## Dataset items
------------

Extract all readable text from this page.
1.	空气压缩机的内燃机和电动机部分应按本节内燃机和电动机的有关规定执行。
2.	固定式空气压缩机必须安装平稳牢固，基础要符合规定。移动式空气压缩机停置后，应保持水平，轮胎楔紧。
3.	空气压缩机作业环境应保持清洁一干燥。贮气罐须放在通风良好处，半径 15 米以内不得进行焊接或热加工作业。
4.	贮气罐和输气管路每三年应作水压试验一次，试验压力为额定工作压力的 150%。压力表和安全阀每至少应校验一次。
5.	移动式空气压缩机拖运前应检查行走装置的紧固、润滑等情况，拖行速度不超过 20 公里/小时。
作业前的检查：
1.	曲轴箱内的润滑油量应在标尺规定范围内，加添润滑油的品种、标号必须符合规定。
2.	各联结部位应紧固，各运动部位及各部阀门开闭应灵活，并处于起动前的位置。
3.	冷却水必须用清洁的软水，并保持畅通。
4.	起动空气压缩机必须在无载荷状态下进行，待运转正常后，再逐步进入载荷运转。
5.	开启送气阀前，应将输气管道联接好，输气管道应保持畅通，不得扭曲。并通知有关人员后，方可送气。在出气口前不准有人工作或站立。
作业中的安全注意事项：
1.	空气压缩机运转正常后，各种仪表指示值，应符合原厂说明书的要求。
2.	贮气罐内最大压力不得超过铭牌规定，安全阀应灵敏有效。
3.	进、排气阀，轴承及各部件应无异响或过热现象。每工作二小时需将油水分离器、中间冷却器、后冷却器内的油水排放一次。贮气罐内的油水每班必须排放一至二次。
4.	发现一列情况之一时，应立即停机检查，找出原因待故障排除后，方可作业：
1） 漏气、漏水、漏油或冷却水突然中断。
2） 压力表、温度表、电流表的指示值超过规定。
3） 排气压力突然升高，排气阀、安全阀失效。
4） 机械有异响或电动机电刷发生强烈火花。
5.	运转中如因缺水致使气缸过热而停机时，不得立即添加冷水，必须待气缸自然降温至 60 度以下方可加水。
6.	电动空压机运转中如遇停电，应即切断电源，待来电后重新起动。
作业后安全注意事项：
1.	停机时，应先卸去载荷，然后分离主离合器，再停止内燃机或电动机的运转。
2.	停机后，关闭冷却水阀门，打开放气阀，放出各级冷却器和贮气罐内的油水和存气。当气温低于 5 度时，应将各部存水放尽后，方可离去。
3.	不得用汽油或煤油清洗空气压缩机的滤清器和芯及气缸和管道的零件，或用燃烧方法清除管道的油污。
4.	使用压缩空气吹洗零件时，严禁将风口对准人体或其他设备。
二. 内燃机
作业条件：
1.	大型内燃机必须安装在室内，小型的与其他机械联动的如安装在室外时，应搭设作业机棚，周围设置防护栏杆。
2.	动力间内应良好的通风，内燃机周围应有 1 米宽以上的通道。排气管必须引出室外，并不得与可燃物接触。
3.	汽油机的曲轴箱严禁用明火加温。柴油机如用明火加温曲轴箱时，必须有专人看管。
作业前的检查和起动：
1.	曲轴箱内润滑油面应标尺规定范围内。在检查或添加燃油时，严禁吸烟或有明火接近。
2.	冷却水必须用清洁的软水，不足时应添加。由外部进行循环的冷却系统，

------------

Extract each entry in full, exactly as given.

## Answer to the problem
Extract all readable text from this page.
1.	空气压缩机的内燃机和电动机部分应按本节内燃机和电动机的有关规定执行。
2.	固定式空气压缩机必须安装平稳牢固，基础要符合规定。移动式空气压缩机停置后，应保持水平，轮胎楔紧。
3.	空气压缩机作业环境应保持清洁一干燥。贮气罐须放在通风良好处，半径 15 米以内不得进行焊接或热加工作业。
4.	贮气罐和输气管路每三年应作水压试验一次，试验压力为额定工作压力的 150%。压力表和安全阀每至少应校验一次。
5.	移动式空气压缩机拖运前应检查行走装置的紧固、润滑等情况，拖行速度不超过 20 公里/小时。
作业前的检查：
1.	曲轴箱内的润滑油量应在标尺规定范围内，加添润滑油的品种、标号必须符合规定。
2.	各联结部位应紧固，各运动部位及各部阀门开闭应灵活，并处于起动前的位置。
3.	冷却水必须用清洁的软水，并保持畅通。
4.	起动空气压缩机必须在无载荷状态下进行，待运转正常后，再逐步进入载荷运转。
5.	开启送气阀前，应将输气管道联接好，输气管道应保持畅通，不得扭曲。并通知有关人员后，方可送气。在出气口前不准有人工作或站立。
作业中的安全注意事项：
1.	空气压缩机运转正常后，各种仪表指示值，应符合原厂说明书的要求。
2.	贮气罐内最大压力不得超过铭牌规定，安全阀应灵敏有效。
3.	进、排气阀，轴承及各部件应无异响或过热现象。每工作二小时需将油水分离器、中间冷却器、后冷却器内的油水排放一次。贮气罐内的油水每班必须排放一至二次。
4.	发现一列情况之一时，应立即停机检查，找出原因待故障排除后，方可作业：
1） 漏气、漏水、漏油或冷却水突然中断。
2） 压力表、温度表、电流表的指示值超过规定。
3） 排气压力突然升高，排气阀、安全阀失效。
4） 机械有异响或电动机电刷发生强烈火花。
5.	运转中如因缺水致使气缸过热而停机时，不得立即添加冷水，必须待气缸自然降温至 60 度以下方可加水。
6.	电动空压机运转中如遇停电，应即切断电源，待来电后重新起动。
作业后安全注意事项：
1.	停机时，应先卸去载荷，然后分离主离合器，再停止内燃机或电动机的运转。
2.	停机后，关闭冷却水阀门，打开放气阀，放出各级冷却器和贮气罐内的油水和存气。当气温低于 5 度时，应将各部存水放尽后，方可离去。
3.	不得用汽油或煤油清洗空气压缩机的滤清器和芯及气缸和管道的零件，或用燃烧方法清除管道的油污。
4.	使用压缩空气吹洗零件时，严禁将风口对准人体或其他设备。
二. 内燃机
作业条件：
1.	大型内燃机必须安装在室内，小型的与其他机械联动的如安装在室外时，应搭设作业机棚，周围设置防护栏杆。
2.	动力间内应良好的通风，内燃机周围应有 1 米宽以上的通道。排气管必须引出室外，并不得与可燃物接触。
3.	汽油机的曲轴箱严禁用明火加温。柴油机如用明火加温曲轴箱时，必须有专人看管。
作业前的检查和起动：
1.	曲轴箱内润滑油面应标尺规定范围内。在检查或添加燃油时，严禁吸烟或有明火接近。
2.	冷却水必须用清洁的软水，不足时应添加。由外部进行循环的冷却系统，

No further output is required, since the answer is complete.